Exercise aim
Find how many lines in the data below mention "icon". Give the number only.

Rows
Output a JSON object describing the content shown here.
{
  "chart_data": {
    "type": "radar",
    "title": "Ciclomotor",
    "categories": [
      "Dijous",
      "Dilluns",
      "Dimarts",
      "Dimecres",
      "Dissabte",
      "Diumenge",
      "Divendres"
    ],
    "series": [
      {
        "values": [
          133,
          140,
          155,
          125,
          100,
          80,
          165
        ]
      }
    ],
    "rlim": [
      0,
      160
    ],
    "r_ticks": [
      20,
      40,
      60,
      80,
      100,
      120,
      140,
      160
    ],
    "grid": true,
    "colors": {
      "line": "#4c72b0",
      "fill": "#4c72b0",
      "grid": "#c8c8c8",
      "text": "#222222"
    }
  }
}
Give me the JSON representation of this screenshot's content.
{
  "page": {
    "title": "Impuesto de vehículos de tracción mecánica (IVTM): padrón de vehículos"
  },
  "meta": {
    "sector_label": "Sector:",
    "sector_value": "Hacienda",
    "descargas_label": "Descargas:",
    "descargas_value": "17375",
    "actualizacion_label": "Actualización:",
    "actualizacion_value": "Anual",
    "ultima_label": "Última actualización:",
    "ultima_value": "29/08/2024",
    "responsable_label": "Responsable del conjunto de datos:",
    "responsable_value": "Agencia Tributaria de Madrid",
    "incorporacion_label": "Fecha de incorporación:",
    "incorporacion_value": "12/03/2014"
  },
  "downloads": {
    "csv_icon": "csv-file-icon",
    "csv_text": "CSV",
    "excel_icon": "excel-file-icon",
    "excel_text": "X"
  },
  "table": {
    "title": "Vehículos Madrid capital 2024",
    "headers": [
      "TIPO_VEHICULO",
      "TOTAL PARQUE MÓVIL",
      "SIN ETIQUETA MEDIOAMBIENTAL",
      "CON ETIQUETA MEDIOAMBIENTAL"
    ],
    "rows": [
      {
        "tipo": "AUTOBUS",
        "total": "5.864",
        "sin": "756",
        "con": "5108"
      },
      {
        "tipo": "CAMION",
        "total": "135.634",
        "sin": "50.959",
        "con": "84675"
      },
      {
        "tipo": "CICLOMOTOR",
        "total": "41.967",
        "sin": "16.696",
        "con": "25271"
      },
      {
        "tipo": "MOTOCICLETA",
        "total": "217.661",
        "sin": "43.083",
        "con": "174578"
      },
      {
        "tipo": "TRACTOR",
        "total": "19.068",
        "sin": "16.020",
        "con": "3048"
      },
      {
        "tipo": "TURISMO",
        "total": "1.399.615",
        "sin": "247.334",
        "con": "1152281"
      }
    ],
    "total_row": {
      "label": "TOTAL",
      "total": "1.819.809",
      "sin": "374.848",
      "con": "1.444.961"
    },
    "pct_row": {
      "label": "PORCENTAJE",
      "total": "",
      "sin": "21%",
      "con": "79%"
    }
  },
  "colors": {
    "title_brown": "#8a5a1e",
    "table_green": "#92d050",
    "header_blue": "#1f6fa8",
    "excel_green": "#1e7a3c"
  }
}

Completed exercise
2